Figure dataset records:
- - -
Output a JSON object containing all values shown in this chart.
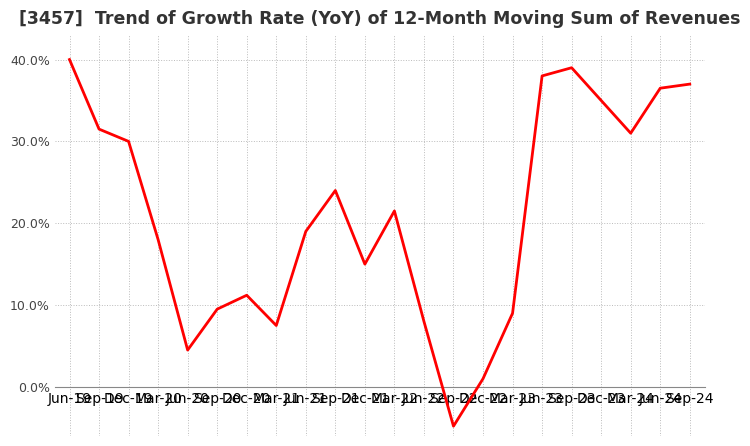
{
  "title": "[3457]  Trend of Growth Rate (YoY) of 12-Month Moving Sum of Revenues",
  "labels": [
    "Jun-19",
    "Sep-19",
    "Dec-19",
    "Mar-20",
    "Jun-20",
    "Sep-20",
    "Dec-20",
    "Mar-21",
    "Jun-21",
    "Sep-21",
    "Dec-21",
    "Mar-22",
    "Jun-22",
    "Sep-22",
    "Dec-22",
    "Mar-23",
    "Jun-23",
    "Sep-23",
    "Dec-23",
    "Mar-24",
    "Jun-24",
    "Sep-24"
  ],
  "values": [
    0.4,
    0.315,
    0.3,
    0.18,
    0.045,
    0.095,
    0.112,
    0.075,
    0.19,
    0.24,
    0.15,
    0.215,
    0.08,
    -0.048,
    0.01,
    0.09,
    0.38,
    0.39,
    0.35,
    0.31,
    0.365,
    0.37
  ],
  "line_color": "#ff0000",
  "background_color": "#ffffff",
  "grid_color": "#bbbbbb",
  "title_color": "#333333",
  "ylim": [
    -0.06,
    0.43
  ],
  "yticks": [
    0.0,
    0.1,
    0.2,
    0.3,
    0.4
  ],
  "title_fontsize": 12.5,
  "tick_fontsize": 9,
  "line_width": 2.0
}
- - -
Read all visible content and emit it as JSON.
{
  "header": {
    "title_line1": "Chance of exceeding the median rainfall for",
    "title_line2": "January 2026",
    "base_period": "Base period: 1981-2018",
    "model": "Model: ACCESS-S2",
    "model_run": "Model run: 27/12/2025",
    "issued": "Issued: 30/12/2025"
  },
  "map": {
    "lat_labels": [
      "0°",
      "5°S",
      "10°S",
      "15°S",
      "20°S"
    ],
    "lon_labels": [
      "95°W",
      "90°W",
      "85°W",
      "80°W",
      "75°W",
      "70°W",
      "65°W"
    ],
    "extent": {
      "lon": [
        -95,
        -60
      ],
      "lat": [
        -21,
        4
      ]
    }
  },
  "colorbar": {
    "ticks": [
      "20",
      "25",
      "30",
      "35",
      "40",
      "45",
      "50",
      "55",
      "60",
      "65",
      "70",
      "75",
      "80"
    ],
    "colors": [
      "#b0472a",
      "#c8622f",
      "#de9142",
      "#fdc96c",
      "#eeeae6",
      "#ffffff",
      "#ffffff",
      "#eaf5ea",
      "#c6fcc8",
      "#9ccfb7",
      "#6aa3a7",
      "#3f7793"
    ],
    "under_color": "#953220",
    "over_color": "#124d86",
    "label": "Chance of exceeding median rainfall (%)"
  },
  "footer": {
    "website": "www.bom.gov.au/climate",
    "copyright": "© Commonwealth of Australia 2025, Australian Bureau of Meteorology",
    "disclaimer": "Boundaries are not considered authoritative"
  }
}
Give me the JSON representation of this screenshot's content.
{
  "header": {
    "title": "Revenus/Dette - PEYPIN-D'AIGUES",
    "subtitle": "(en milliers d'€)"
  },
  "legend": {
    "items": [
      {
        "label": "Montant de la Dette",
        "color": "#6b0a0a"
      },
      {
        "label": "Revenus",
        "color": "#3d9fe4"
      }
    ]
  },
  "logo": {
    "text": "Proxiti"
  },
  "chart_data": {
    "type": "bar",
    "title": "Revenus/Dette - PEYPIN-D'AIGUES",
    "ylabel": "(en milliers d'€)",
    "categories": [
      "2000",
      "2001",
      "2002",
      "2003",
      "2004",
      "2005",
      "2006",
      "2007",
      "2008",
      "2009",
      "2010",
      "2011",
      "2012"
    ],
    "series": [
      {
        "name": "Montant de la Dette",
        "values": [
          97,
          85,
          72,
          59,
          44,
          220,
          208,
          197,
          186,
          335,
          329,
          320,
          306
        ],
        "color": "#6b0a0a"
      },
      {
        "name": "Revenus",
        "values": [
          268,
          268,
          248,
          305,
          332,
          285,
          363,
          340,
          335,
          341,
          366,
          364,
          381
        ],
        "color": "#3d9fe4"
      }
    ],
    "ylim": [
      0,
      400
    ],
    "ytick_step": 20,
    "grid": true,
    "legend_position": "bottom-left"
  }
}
- - -
Find the word "rainfall" in the entries, and copy every line it shows up in.

FINISHED ANSWER →
    "title_line1": "Chance of exceeding the median rainfall for",
    "label": "Chance of exceeding median rainfall (%)"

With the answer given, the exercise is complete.